Objective: Each entry must be given again exactly; images do not belong in the copy.

━━━━━━━━━━━━━━━━

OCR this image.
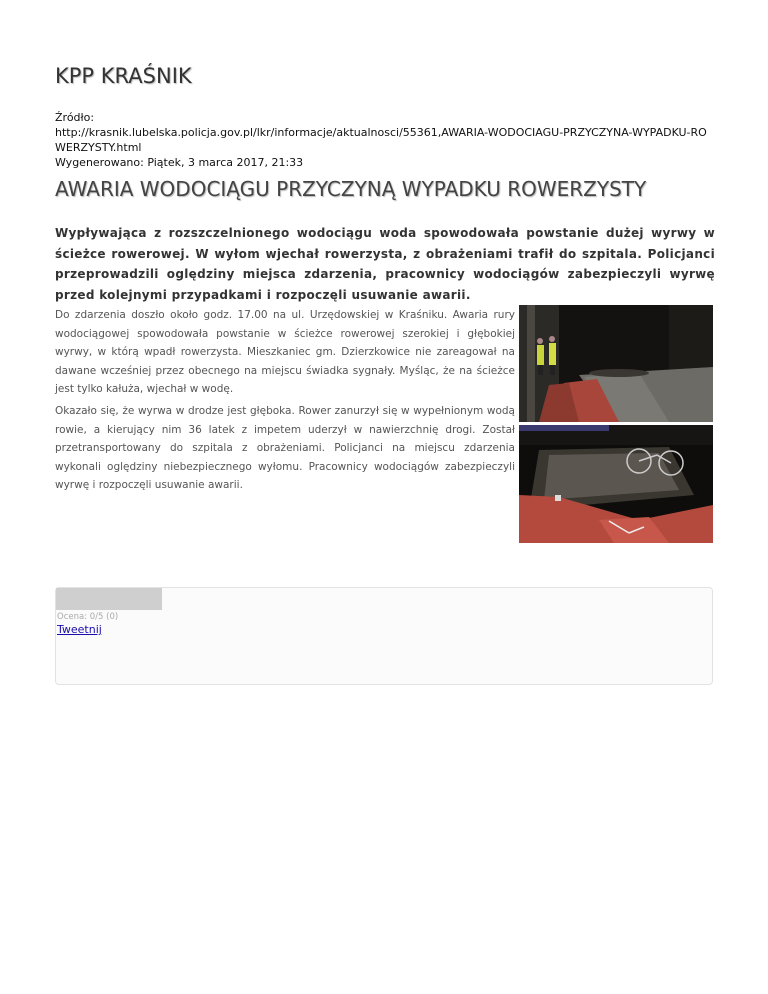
KPP KRAŚNIK
Źródło:
http://krasnik.lubelska.policja.gov.pl/lkr/informacje/aktualnosci/55361,AWARIA-WODOCIAGU-PRZYCZYNA-WYPADKU-ROWERZYSTY.html
Wygenerowano: Piątek, 3 marca 2017, 21:33
AWARIA WODOCIĄGU PRZYCZYNĄ WYPADKU ROWERZYSTY

Wypływająca z rozszczelnionego wodociągu woda spowodowała powstanie dużej wyrwy w ścieżce rowerowej. W wyłom wjechał rowerzysta, z obrażeniami trafił do szpitala. Policjanci przeprowadzili oględziny miejsca zdarzenia, pracownicy wodociągów zabezpieczyli wyrwę przed kolejnymi przypadkami i rozpoczęli usuwanie awarii.

Do zdarzenia doszło około godz. 17.00 na ul. Urzędowskiej w Kraśniku. Awaria rury wodociągowej spowodowała powstanie w ścieżce rowerowej szerokiej i głębokiej wyrwy, w którą wpadł rowerzysta. Mieszkaniec gm. Dzierzkowice nie zareagował na dawane wcześniej przez obecnego na miejscu świadka sygnały. Myśląc, że na ścieżce jest tylko kałuża, wjechał w wodę.

Okazało się, że wyrwa w drodze jest głęboka. Rower zanurzył się w wypełnionym wodą rowie, a kierujący nim 36 latek z impetem uderzył w nawierzchnię drogi. Został przetransportowany do szpitala z obrażeniami. Policjanci na miejscu zdarzenia wykonali oględziny niebezpiecznego wyłomu. Pracownicy wodociągów zabezpieczyli wyrwę i rozpoczęli usuwanie awarii.

Ocena: 0/5 (0)
Tweetnij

━━━━━━━━━━━━━━━━

The response:
OCR this image.
KPP KRAŚNIK
Źródło:
http://krasnik.lubelska.policja.gov.pl/lkr/informacje/aktualnosci/55361,AWARIA-WODOCIAGU-PRZYCZYNA-WYPADKU-ROWERZYSTY.html
Wygenerowano: Piątek, 3 marca 2017, 21:33
AWARIA WODOCIĄGU PRZYCZYNĄ WYPADKU ROWERZYSTY

Wypływająca z rozszczelnionego wodociągu woda spowodowała powstanie dużej wyrwy w ścieżce rowerowej. W wyłom wjechał rowerzysta, z obrażeniami trafił do szpitala. Policjanci przeprowadzili oględziny miejsca zdarzenia, pracownicy wodociągów zabezpieczyli wyrwę przed kolejnymi przypadkami i rozpoczęli usuwanie awarii.

Do zdarzenia doszło około godz. 17.00 na ul. Urzędowskiej w Kraśniku. Awaria rury wodociągowej spowodowała powstanie w ścieżce rowerowej szerokiej i głębokiej wyrwy, w którą wpadł rowerzysta. Mieszkaniec gm. Dzierzkowice nie zareagował na dawane wcześniej przez obecnego na miejscu świadka sygnały. Myśląc, że na ścieżce jest tylko kałuża, wjechał w wodę.

Okazało się, że wyrwa w drodze jest głęboka. Rower zanurzył się w wypełnionym wodą rowie, a kierujący nim 36 latek z impetem uderzył w nawierzchnię drogi. Został przetransportowany do szpitala z obrażeniami. Policjanci na miejscu zdarzenia wykonali oględziny niebezpiecznego wyłomu. Pracownicy wodociągów zabezpieczyli wyrwę i rozpoczęli usuwanie awarii.

Ocena: 0/5 (0)
Tweetnij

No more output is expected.